> Task description:
Extract the lines that carry the string "английского" from the listing.
******************************
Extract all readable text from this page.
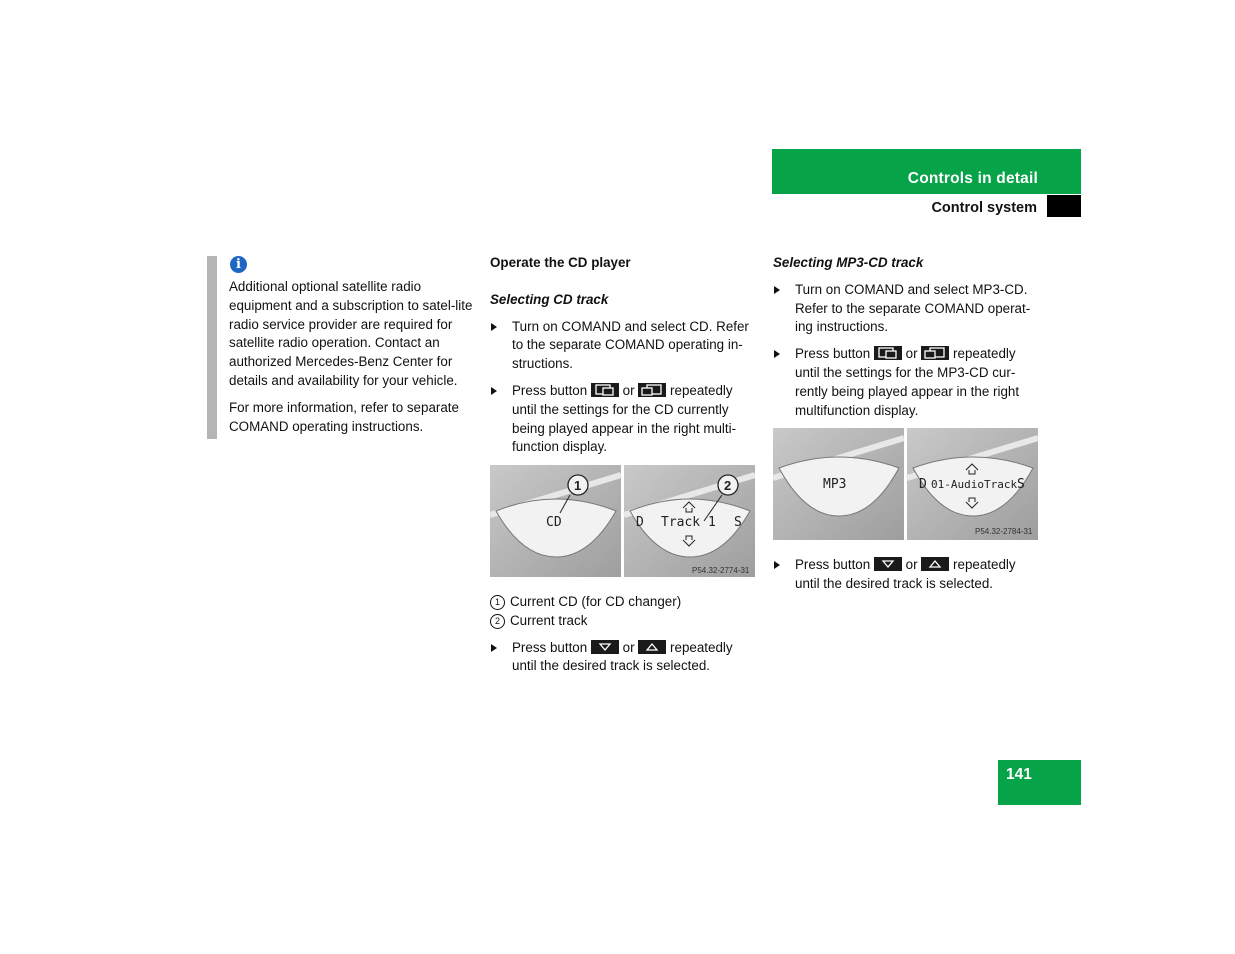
Controls in detail
Control system
i

Additional optional satellite radio equipment and a subscription to satel-lite radio service provider are required for satellite radio operation. Contact an authorized Mercedes-Benz Center for details and availability for your vehicle.

For more information, refer to separate COMAND operating instructions.

Operate the CD player
Selecting CD track
Turn on COMAND and select CD. Refer to the separate COMAND operating in-structions.
Press button	or	repeatedly until the settings for the CD currently being played appear in the right multi-function display.
CD	D Track 1 S
1	2
P54.32-2774-31
1 Current CD (for CD changer)
2 Current track
Press button	or	repeatedly until the desired track is selected.
Selecting MP3-CD track
Turn on COMAND and select MP3-CD. Refer to the separate COMAND operat-ing instructions.
Press button	or	repeatedly until the settings for the MP3-CD cur-rently being played appear in the right multifunction display.
MP3	D 01-AudioTrack S
P54.32-2784-31
Press button	or	repeatedly until the desired track is selected.
141
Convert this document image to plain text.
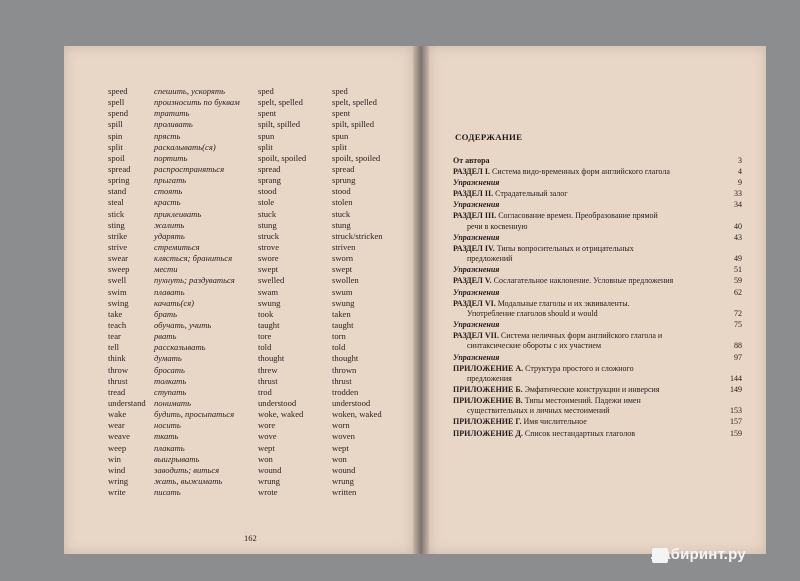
speed	спешить, ускорять	sped	sped
spell	произносить по буквам spelt, spelled	spelt, spelled
spend	тратить	spent	spent
spill	проливать	spilt, spilled	spilt, spilled
spin	прясть	spun	spun
split	раскалывать(ся)	split	split
spoil	портить	spoilt, spoiled	spoilt, spoiled
spread	распространяться	spread	spread
spring	прыгать	sprang	sprung
stand	стоять	stood	stood
steal	красть	stole	stolen
stick	приклеивать	stuck	stuck
sting	жалить	stung	stung
strike	ударять	struck	struck/stricken
strive	стремиться	strove	striven
swear	клясться; браниться	swore	sworn
sweep	мести	swept	swept
swell	пухнуть; раздуваться	swelled	swollen
swim	плавать	swam	swum
swing	качать(ся)	swung	swung
take	брать	took	taken
teach	обучать, учить	taught	taught
tear	рвать	tore	torn
tell	рассказывать	told	told
think	думать	thought	thought
throw	бросать	threw	thrown
thrust	толкать	thrust	thrust
tread	ступать	trod	trodden
understand понимать	understood	understood
wake	будить, просыпаться	woke, waked	woken, waked
wear	носить	wore	worn
weave	ткать	wove	woven
weep	плакать	wept	wept
win	выигрывать	won	won
wind	заводить; виться	wound	wound
wring	жать, выжимать	wrung	wrung
write	писать	wrote	written
162
СОДЕРЖАНИЕ
От автора	3
РАЗДЕЛ I. Система видо-временных форм английского глагола	4
Упражнения	9
РАЗДЕЛ II. Страдательный залог	33
Упражнения	34
РАЗДЕЛ III. Согласование времен. Преобразование прямой
речи в косвенную	40
Упражнения	43
РАЗДЕЛ IV. Типы вопросительных и отрицательных
предложений	49
Упражнения	51
РАЗДЕЛ V. Сослагательное наклонение. Условные предложения	59
Упражнения	62
РАЗДЕЛ VI. Модальные глаголы и их эквиваленты.
Употребление глаголов should и would	72
Упражнения	75
РАЗДЕЛ VII. Система неличных форм английского глагола и
синтаксические обороты с их участием	88
Упражнения	97
ПРИЛОЖЕНИЕ А. Структура простого и сложного
предложения	144
ПРИЛОЖЕНИЕ Б. Эмфатические конструкции и инверсия	149
ПРИЛОЖЕНИЕ В. Типы местоимений. Падежи имен
существительных и личных местоимений	153
ПРИЛОЖЕНИЕ Г. Имя числительное	157
ПРИЛОЖЕНИЕ Д. Список нестандартных глаголов	159
Лабиринт.ру
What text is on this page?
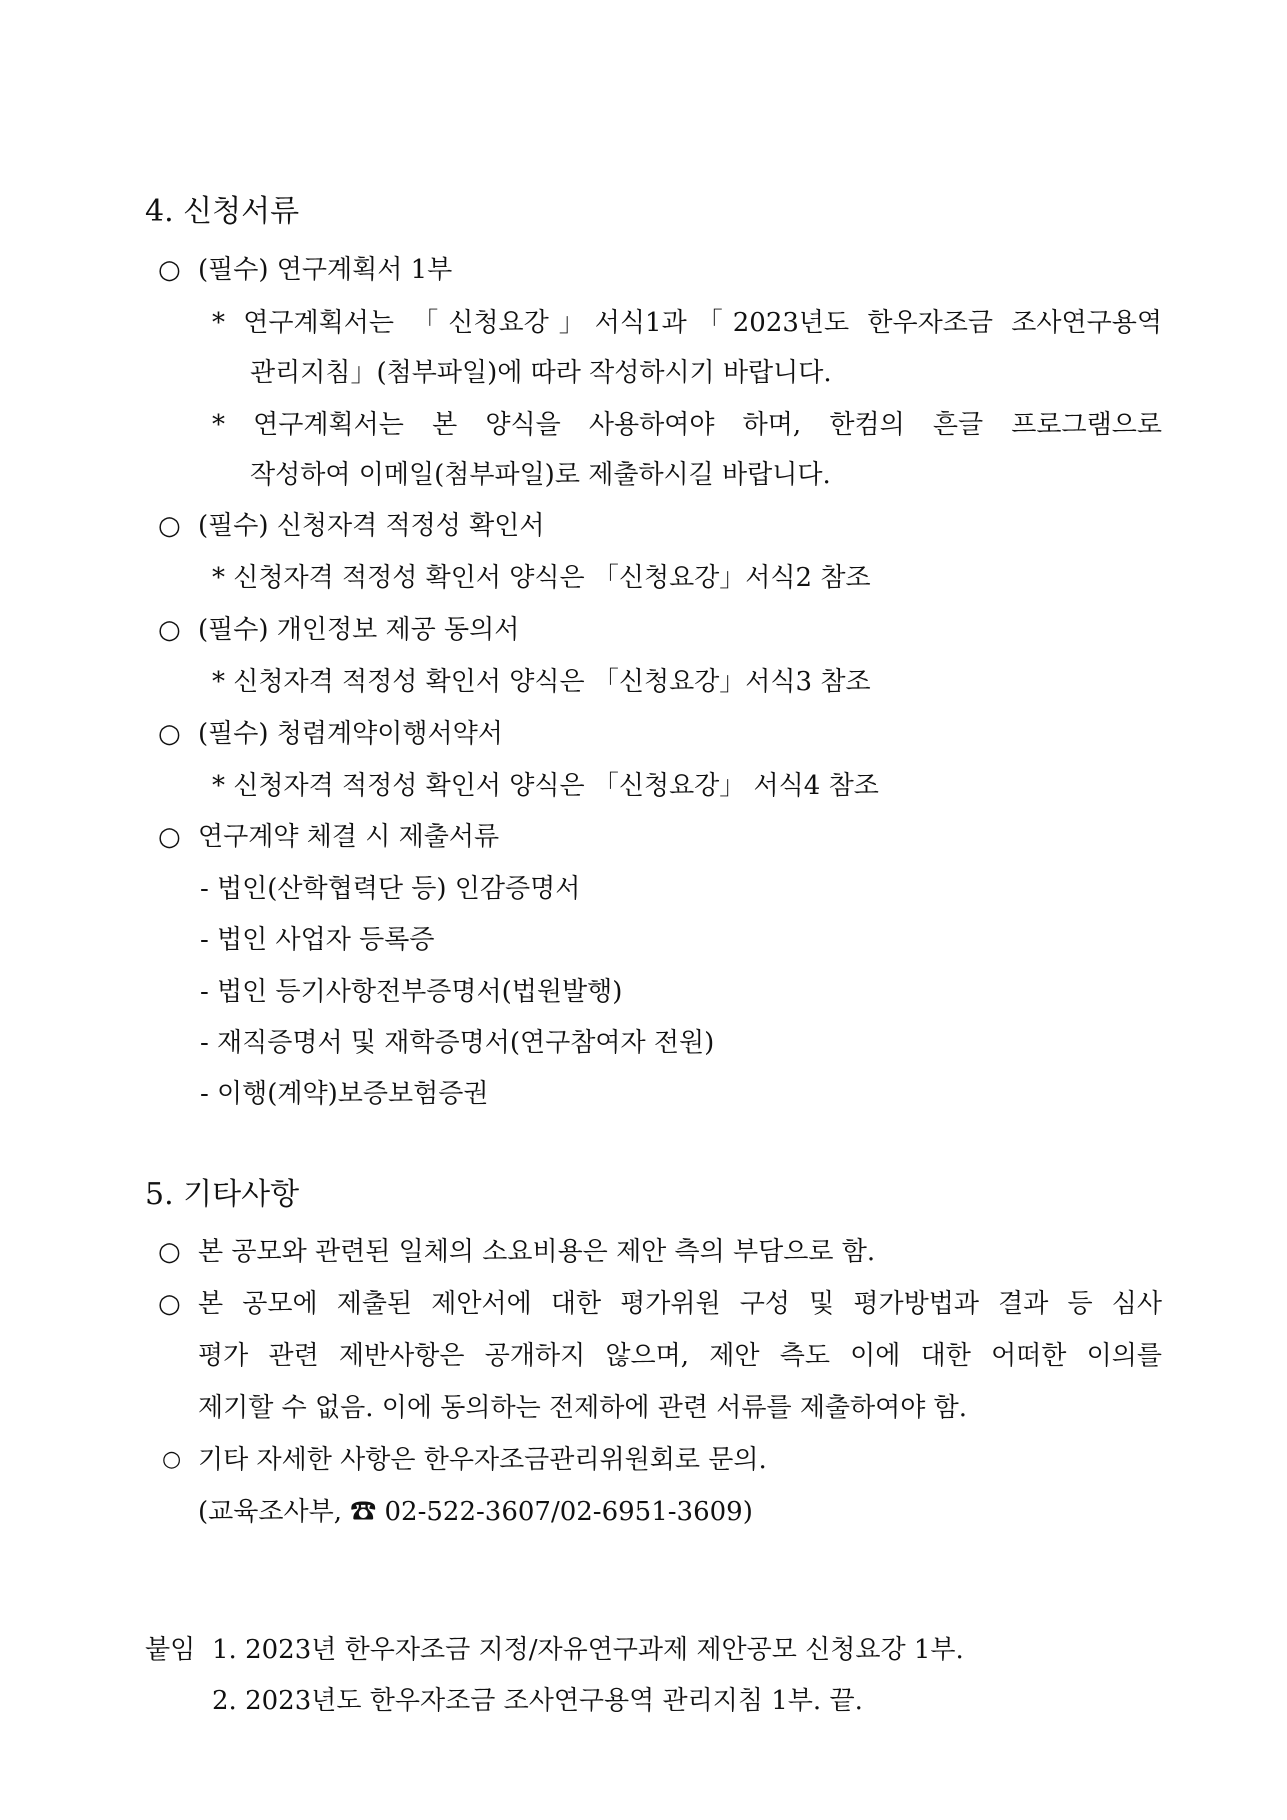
4. 신청서류
○ (필수) 연구계획서 1부
* 연구계획서는 「신청요강」서식1과「2023년도 한우자조금 조사연구용역
관리지침」(첨부파일)에 따라 작성하시기 바랍니다.
* 연구계획서는 본 양식을 사용하여야 하며, 한컴의 흔글 프로그램으로
작성하여 이메일(첨부파일)로 제출하시길 바랍니다.
○ (필수) 신청자격 적정성 확인서
* 신청자격 적정성 확인서 양식은 「신청요강」서식2 참조
○ (필수) 개인정보 제공 동의서
* 신청자격 적정성 확인서 양식은 「신청요강」서식3 참조
○ (필수) 청렴계약이행서약서
* 신청자격 적정성 확인서 양식은 「신청요강」 서식4 참조
○ 연구계약 체결 시 제출서류
- 법인(산학협력단 등) 인감증명서
- 법인 사업자 등록증
- 법인 등기사항전부증명서(법원발행)
- 재직증명서 및 재학증명서(연구참여자 전원)
- 이행(계약)보증보험증권
5. 기타사항
○ 본 공모와 관련된 일체의 소요비용은 제안 측의 부담으로 함.
○ 본 공모에 제출된 제안서에 대한 평가위원 구성 및 평가방법과 결과 등 심사
평가 관련 제반사항은 공개하지 않으며, 제안 측도 이에 대한 어떠한 이의를
제기할 수 없음. 이에 동의하는 전제하에 관련 서류를 제출하여야 함.
○ 기타 자세한 사항은 한우자조금관리위원회로 문의.
(교육조사부, ☎ 02-522-3607/02-6951-3609)
붙임 1. 2023년 한우자조금 지정/자유연구과제 제안공모 신청요강 1부.
2. 2023년도 한우자조금 조사연구용역 관리지침 1부. 끝.
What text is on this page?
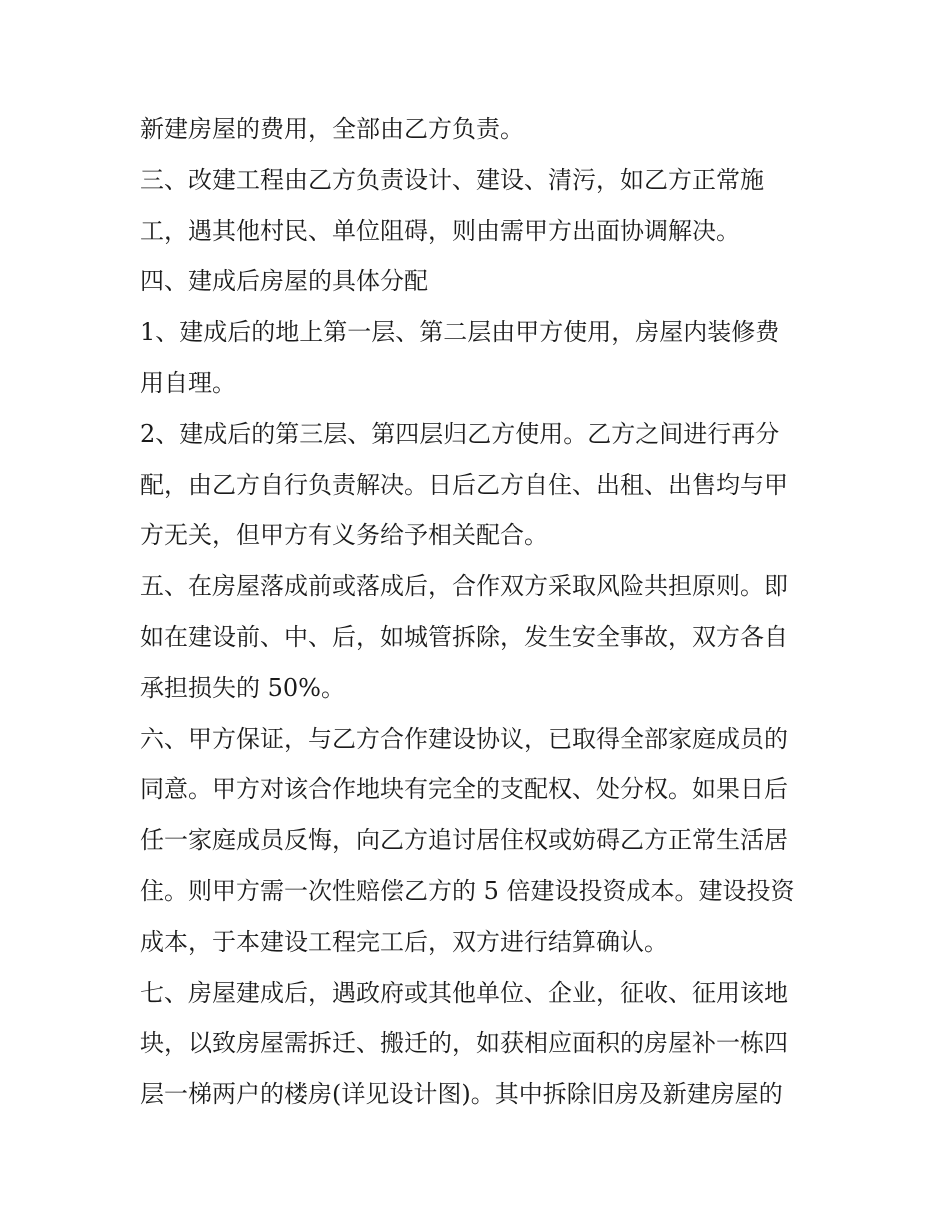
新建房屋的费用，全部由乙方负责。
三、改建工程由乙方负责设计、建设、清污，如乙方正常施
工，遇其他村民、单位阻碍，则由需甲方出面协调解决。
四、建成后房屋的具体分配
1、建成后的地上第一层、第二层由甲方使用，房屋内装修费
用自理。
2、建成后的第三层、第四层归乙方使用。乙方之间进行再分
配，由乙方自行负责解决。日后乙方自住、出租、出售均与甲
方无关，但甲方有义务给予相关配合。
五、在房屋落成前或落成后，合作双方采取风险共担原则。即
如在建设前、中、后，如城管拆除，发生安全事故，双方各自
承担损失的 50%。
六、甲方保证，与乙方合作建设协议，已取得全部家庭成员的
同意。甲方对该合作地块有完全的支配权、处分权。如果日后
任一家庭成员反悔，向乙方追讨居住权或妨碍乙方正常生活居
住。则甲方需一次性赔偿乙方的 5 倍建设投资成本。建设投资
成本，于本建设工程完工后，双方进行结算确认。
七、房屋建成后，遇政府或其他单位、企业，征收、征用该地
块，以致房屋需拆迁、搬迁的，如获相应面积的房屋补一栋四
层一梯两户的楼房(详见设计图)。其中拆除旧房及新建房屋的
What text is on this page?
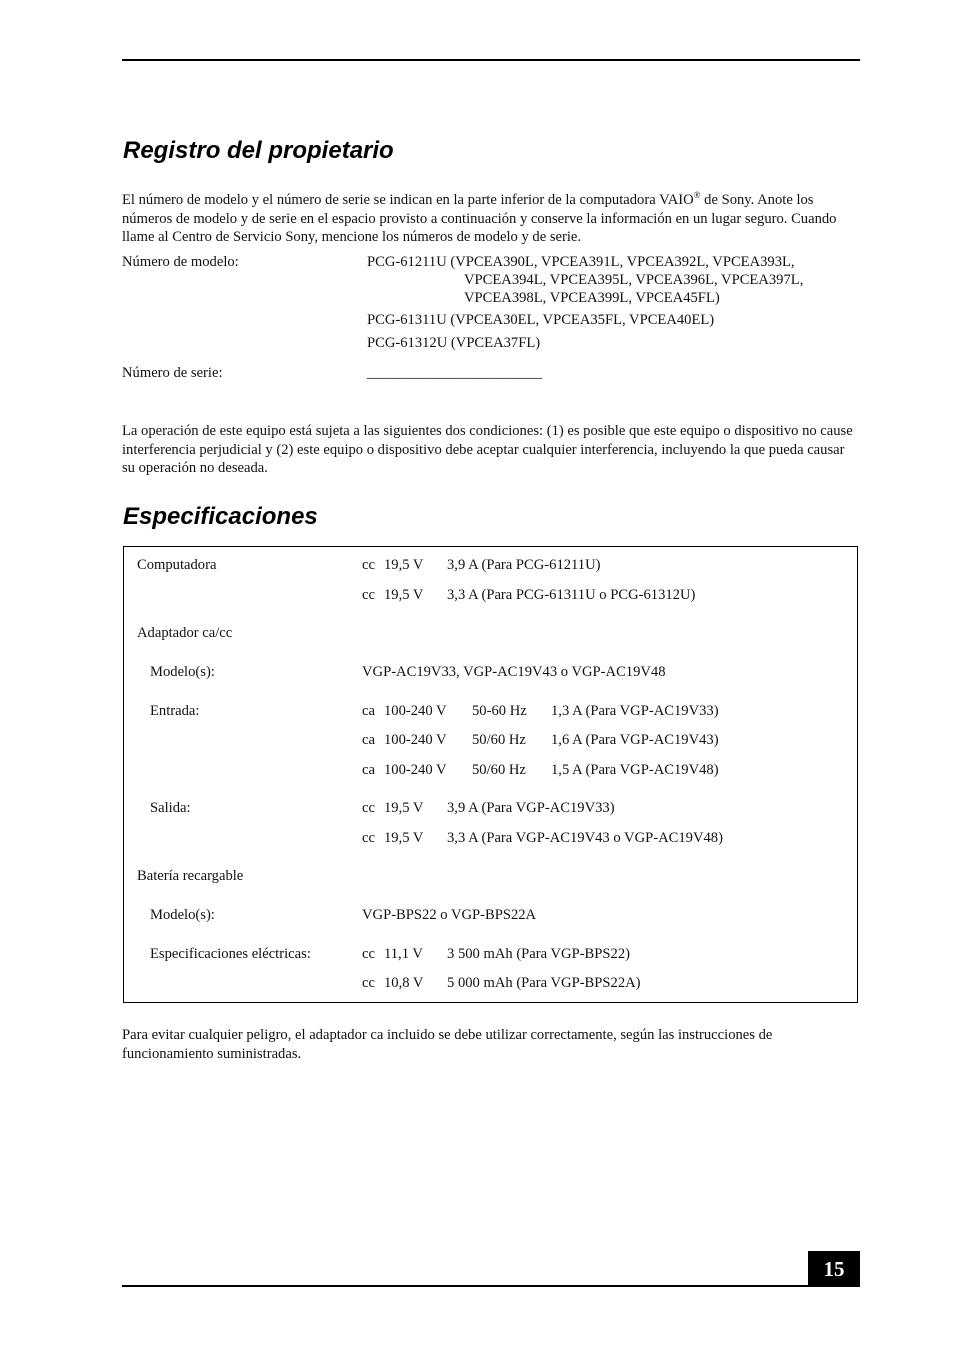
Registro del propietario

El número de modelo y el número de serie se indican en la parte inferior de la computadora VAIO® de Sony. Anote los números de modelo y de serie en el espacio provisto a continuación y conserve la información en un lugar seguro. Cuando llame al Centro de Servicio Sony, mencione los números de modelo y de serie.

Número de modelo:	PCG-61211U (VPCEA390L, VPCEA391L, VPCEA392L, VPCEA393L,
VPCEA394L, VPCEA395L, VPCEA396L, VPCEA397L,
VPCEA398L, VPCEA399L, VPCEA45FL)
PCG-61311U (VPCEA30EL, VPCEA35FL, VPCEA40EL)
PCG-61312U (VPCEA37FL)
Número de serie:	________________________

La operación de este equipo está sujeta a las siguientes dos condiciones: (1) es posible que este equipo o dispositivo no cause interferencia perjudicial y (2) este equipo o dispositivo debe aceptar cualquier interferencia, incluyendo la que pueda causar su operación no deseada.

Especificaciones
Computadora	cc 19,5 V 3,9 A (Para PCG-61211U)
cc 19,5 V 3,3 A (Para PCG-61311U o PCG-61312U)
Adaptador ca/cc
Modelo(s):	VGP-AC19V33, VGP-AC19V43 o VGP-AC19V48
Entrada:	ca 100-240 V 50-60 Hz 1,3 A (Para VGP-AC19V33)
ca 100-240 V 50/60 Hz 1,6 A (Para VGP-AC19V43)
ca 100-240 V 50/60 Hz 1,5 A (Para VGP-AC19V48)
Salida:	cc 19,5 V 3,9 A (Para VGP-AC19V33)
cc 19,5 V 3,3 A (Para VGP-AC19V43 o VGP-AC19V48)
Batería recargable
Modelo(s):	VGP-BPS22 o VGP-BPS22A
Especificaciones eléctricas:	cc 11,1 V 3 500 mAh (Para VGP-BPS22)
cc 10,8 V 5 000 mAh (Para VGP-BPS22A)

Para evitar cualquier peligro, el adaptador ca incluido se debe utilizar correctamente, según las instrucciones de funcionamiento suministradas.

15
******************************
> Reply to the task:
РАЗДЕЛ I. Система видо-временных форм английского глагола	4
РАЗДЕЛ VII. Система неличных форм английского глагола и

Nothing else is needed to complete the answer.